SUPPLIED DATA:
+ + + +

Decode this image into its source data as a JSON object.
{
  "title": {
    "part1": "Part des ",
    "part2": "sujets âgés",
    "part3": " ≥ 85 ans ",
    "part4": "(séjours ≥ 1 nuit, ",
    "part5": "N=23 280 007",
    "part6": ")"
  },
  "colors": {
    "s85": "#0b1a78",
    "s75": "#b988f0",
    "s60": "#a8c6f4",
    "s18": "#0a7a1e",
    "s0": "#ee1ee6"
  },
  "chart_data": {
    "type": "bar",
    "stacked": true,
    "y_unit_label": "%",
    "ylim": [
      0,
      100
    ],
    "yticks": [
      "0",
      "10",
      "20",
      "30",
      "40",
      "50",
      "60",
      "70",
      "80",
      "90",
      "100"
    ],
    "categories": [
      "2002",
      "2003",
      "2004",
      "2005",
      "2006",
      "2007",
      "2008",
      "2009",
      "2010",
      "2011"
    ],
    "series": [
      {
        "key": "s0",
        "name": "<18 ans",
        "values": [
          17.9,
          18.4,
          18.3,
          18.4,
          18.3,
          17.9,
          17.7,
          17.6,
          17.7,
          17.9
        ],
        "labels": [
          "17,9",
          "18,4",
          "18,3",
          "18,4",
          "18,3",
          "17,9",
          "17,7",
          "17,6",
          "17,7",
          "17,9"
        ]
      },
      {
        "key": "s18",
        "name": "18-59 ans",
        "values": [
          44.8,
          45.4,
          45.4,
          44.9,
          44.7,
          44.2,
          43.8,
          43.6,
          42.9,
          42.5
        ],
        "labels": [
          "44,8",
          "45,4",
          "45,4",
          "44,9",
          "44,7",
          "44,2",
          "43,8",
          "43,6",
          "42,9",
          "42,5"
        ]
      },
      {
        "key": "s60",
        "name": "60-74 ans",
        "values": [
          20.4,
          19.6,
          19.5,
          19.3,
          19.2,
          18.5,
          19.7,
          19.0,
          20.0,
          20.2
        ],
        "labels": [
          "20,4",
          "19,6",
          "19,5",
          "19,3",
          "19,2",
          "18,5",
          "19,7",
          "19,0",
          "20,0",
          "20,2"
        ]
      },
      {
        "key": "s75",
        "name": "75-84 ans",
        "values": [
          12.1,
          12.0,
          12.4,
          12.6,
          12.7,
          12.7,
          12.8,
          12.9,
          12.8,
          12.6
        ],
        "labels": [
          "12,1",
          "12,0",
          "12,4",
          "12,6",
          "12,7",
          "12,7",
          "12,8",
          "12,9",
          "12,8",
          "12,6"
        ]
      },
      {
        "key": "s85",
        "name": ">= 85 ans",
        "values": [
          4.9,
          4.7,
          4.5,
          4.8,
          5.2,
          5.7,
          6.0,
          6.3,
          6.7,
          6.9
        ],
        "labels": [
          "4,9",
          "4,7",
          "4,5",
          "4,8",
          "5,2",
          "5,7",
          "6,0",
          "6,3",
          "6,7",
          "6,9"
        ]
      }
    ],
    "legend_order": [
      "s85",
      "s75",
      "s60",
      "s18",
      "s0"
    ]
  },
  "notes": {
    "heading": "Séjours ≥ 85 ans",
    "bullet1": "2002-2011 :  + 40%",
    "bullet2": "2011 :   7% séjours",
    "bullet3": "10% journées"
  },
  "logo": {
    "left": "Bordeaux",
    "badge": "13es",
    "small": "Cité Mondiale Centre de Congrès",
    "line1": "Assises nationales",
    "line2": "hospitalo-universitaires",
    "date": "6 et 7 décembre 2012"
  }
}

+ + + +

WHAT YOU SHOULD DO: Show every line of the records above that contains the word "name".

REPLY TO THE EXERCISE:
        "name": "<18 ans",
        "name": "18-59 ans",
        "name": "60-74 ans",
        "name": "75-84 ans",
        "name": ">= 85 ans",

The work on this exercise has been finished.